▶ TASK STATEMENT
Output the material beneath exactly, leaving nothing out.
** BEGIN RECORDED DATA **
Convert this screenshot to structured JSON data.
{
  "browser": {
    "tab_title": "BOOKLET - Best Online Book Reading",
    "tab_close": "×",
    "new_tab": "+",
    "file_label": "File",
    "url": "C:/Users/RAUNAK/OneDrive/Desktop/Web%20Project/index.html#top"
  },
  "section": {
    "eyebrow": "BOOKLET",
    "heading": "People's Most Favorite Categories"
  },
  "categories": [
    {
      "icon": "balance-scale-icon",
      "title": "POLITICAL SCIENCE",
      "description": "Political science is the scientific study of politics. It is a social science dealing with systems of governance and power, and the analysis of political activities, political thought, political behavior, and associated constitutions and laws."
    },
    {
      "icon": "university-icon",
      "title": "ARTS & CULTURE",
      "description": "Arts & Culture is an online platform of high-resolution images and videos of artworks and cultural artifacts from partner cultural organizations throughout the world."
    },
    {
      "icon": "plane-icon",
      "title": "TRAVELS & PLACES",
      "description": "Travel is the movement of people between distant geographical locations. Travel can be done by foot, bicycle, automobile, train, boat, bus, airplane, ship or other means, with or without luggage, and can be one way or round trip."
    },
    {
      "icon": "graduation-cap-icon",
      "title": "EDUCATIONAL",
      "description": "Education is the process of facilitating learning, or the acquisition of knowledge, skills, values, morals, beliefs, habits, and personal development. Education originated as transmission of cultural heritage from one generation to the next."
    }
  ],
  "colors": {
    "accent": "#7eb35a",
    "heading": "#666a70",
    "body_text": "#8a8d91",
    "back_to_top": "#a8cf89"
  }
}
** END RECORDED DATA **
▶ RESULT OF THIS TASK
Convert this screenshot to structured JSON data.
{
  "browser": {
    "tab_title": "BOOKLET - Best Online Book Reading",
    "tab_close": "×",
    "new_tab": "+",
    "file_label": "File",
    "url": "C:/Users/RAUNAK/OneDrive/Desktop/Web%20Project/index.html#top"
  },
  "section": {
    "eyebrow": "BOOKLET",
    "heading": "People's Most Favorite Categories"
  },
  "categories": [
    {
      "icon": "balance-scale-icon",
      "title": "POLITICAL SCIENCE",
      "description": "Political science is the scientific study of politics. It is a social science dealing with systems of governance and power, and the analysis of political activities, political thought, political behavior, and associated constitutions and laws."
    },
    {
      "icon": "university-icon",
      "title": "ARTS & CULTURE",
      "description": "Arts & Culture is an online platform of high-resolution images and videos of artworks and cultural artifacts from partner cultural organizations throughout the world."
    },
    {
      "icon": "plane-icon",
      "title": "TRAVELS & PLACES",
      "description": "Travel is the movement of people between distant geographical locations. Travel can be done by foot, bicycle, automobile, train, boat, bus, airplane, ship or other means, with or without luggage, and can be one way or round trip."
    },
    {
      "icon": "graduation-cap-icon",
      "title": "EDUCATIONAL",
      "description": "Education is the process of facilitating learning, or the acquisition of knowledge, skills, values, morals, beliefs, habits, and personal development. Education originated as transmission of cultural heritage from one generation to the next."
    }
  ],
  "colors": {
    "accent": "#7eb35a",
    "heading": "#666a70",
    "body_text": "#8a8d91",
    "back_to_top": "#a8cf89"
  }
}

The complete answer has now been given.